WORK REQUIRED: Your task is to repeat all of the material exactly.

Collected data:
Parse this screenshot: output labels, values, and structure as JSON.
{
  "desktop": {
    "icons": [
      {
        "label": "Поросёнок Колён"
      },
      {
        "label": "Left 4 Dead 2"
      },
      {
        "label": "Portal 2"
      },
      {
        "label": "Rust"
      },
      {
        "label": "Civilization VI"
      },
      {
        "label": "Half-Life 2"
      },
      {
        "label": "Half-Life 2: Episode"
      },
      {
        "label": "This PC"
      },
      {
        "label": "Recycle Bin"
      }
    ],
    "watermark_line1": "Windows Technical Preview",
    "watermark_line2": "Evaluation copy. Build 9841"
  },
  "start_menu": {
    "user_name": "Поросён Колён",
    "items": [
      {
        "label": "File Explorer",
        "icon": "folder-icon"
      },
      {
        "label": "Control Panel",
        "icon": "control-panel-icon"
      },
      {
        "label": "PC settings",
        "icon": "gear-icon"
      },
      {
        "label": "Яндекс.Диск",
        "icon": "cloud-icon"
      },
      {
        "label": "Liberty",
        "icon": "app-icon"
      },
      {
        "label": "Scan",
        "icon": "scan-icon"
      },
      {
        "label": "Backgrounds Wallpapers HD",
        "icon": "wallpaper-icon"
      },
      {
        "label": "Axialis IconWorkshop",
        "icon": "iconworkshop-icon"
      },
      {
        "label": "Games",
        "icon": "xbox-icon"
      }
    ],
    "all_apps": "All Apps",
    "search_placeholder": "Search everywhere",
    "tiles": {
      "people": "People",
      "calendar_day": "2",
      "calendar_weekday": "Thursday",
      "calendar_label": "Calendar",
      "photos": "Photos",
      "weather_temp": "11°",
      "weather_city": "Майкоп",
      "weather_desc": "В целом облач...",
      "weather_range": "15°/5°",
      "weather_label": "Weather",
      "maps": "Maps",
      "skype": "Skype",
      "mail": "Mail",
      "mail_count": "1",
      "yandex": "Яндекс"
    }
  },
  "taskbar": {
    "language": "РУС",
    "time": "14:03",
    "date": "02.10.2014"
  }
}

TASK RESPONSE:
Parse this screenshot: output labels, values, and structure as JSON.
{
  "desktop": {
    "icons": [
      {
        "label": "Поросёнок Колён"
      },
      {
        "label": "Left 4 Dead 2"
      },
      {
        "label": "Portal 2"
      },
      {
        "label": "Rust"
      },
      {
        "label": "Civilization VI"
      },
      {
        "label": "Half-Life 2"
      },
      {
        "label": "Half-Life 2: Episode"
      },
      {
        "label": "This PC"
      },
      {
        "label": "Recycle Bin"
      }
    ],
    "watermark_line1": "Windows Technical Preview",
    "watermark_line2": "Evaluation copy. Build 9841"
  },
  "start_menu": {
    "user_name": "Поросён Колён",
    "items": [
      {
        "label": "File Explorer",
        "icon": "folder-icon"
      },
      {
        "label": "Control Panel",
        "icon": "control-panel-icon"
      },
      {
        "label": "PC settings",
        "icon": "gear-icon"
      },
      {
        "label": "Яндекс.Диск",
        "icon": "cloud-icon"
      },
      {
        "label": "Liberty",
        "icon": "app-icon"
      },
      {
        "label": "Scan",
        "icon": "scan-icon"
      },
      {
        "label": "Backgrounds Wallpapers HD",
        "icon": "wallpaper-icon"
      },
      {
        "label": "Axialis IconWorkshop",
        "icon": "iconworkshop-icon"
      },
      {
        "label": "Games",
        "icon": "xbox-icon"
      }
    ],
    "all_apps": "All Apps",
    "search_placeholder": "Search everywhere",
    "tiles": {
      "people": "People",
      "calendar_day": "2",
      "calendar_weekday": "Thursday",
      "calendar_label": "Calendar",
      "photos": "Photos",
      "weather_temp": "11°",
      "weather_city": "Майкоп",
      "weather_desc": "В целом облач...",
      "weather_range": "15°/5°",
      "weather_label": "Weather",
      "maps": "Maps",
      "skype": "Skype",
      "mail": "Mail",
      "mail_count": "1",
      "yandex": "Яндекс"
    }
  },
  "taskbar": {
    "language": "РУС",
    "time": "14:03",
    "date": "02.10.2014"
  }
}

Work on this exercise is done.